### GOAL OF THE EXERCISE
Pull out every line below containing the word "have".

Records
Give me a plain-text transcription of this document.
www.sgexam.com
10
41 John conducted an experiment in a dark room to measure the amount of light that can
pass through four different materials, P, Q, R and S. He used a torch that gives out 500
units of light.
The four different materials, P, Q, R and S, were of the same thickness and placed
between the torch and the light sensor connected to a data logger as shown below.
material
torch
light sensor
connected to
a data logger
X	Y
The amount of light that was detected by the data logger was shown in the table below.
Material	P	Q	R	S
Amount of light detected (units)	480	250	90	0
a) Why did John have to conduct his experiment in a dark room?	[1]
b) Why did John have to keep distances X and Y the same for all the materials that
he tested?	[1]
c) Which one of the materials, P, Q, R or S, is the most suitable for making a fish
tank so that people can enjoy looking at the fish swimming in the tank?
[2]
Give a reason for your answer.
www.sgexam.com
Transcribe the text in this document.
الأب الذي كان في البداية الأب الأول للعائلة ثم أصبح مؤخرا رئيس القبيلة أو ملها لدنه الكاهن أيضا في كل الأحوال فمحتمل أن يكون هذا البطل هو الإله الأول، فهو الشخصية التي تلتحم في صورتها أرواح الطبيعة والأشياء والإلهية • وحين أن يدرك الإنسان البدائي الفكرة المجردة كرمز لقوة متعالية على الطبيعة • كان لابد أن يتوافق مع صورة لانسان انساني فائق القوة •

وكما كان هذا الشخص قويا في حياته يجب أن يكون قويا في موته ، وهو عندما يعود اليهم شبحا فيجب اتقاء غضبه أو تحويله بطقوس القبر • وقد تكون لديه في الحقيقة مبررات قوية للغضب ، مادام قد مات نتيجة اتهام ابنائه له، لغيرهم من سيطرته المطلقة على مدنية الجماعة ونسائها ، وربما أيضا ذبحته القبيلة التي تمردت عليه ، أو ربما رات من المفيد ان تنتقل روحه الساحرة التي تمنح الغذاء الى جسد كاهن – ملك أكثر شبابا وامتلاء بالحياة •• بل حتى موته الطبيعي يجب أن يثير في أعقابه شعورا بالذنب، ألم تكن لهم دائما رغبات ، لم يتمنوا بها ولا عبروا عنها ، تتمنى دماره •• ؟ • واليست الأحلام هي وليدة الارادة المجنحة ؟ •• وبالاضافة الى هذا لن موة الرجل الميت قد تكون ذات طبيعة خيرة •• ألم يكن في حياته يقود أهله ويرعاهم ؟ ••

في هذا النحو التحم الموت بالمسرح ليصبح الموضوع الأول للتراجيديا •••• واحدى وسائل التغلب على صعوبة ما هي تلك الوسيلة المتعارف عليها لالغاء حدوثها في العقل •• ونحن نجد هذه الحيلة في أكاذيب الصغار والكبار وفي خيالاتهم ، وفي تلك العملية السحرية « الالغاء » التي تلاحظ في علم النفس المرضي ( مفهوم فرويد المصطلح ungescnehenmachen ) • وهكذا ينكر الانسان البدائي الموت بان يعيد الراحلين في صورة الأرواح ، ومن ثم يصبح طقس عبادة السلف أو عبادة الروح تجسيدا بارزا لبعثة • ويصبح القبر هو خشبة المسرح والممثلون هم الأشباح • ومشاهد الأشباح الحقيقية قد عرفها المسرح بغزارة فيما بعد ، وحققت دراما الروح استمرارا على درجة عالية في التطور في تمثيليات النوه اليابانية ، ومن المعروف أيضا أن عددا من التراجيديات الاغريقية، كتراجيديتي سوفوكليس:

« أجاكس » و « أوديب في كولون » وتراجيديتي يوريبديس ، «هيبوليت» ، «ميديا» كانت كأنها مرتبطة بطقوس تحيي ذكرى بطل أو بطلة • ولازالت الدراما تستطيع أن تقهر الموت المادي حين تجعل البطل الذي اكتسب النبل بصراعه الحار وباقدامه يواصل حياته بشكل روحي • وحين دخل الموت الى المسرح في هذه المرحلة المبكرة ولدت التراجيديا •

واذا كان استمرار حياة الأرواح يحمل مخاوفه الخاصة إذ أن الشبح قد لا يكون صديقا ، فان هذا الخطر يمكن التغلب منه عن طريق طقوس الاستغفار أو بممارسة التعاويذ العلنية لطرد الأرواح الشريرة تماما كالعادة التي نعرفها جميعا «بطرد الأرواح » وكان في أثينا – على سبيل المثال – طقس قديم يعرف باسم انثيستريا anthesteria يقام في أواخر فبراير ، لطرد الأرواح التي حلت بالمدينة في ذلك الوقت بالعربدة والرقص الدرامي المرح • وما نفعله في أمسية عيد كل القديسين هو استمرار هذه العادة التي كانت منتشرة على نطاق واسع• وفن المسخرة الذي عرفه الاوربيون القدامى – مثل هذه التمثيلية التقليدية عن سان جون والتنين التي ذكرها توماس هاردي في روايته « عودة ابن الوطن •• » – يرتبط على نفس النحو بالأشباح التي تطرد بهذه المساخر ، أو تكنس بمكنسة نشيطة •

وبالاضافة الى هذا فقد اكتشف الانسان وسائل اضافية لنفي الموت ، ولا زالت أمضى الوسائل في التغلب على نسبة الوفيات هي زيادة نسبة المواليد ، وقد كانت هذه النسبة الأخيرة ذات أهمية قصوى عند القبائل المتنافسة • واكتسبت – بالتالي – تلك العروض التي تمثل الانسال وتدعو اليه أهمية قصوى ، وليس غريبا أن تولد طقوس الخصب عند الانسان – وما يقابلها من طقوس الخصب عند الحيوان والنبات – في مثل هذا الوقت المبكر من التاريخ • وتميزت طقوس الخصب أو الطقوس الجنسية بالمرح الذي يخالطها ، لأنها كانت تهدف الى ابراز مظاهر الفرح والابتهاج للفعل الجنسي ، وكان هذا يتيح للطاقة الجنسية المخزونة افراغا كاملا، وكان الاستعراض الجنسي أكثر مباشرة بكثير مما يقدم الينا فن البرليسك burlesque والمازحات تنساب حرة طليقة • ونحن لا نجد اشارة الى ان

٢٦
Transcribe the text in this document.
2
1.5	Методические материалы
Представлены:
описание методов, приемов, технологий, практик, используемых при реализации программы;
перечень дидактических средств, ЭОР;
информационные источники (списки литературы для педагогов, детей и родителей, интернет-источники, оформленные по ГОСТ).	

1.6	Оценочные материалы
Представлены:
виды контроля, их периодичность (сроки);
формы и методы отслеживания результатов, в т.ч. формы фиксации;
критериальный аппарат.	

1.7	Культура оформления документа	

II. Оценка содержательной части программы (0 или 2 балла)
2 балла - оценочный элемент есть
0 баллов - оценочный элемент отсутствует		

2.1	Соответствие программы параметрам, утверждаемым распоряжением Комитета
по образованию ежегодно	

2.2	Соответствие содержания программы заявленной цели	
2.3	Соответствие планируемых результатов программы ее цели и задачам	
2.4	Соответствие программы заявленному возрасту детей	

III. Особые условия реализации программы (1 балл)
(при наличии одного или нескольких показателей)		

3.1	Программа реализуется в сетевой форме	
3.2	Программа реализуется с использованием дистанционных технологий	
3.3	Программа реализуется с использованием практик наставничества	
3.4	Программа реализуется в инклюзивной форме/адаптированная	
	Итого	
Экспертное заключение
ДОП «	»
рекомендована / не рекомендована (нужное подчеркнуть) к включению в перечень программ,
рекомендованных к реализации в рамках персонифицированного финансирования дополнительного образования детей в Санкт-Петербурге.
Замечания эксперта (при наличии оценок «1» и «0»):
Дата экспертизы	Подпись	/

### WORKED SOLUTION
a) Why did John have to conduct his experiment in a dark room?	[1]
b) Why did John have to keep distances X and Y the same for all the materials that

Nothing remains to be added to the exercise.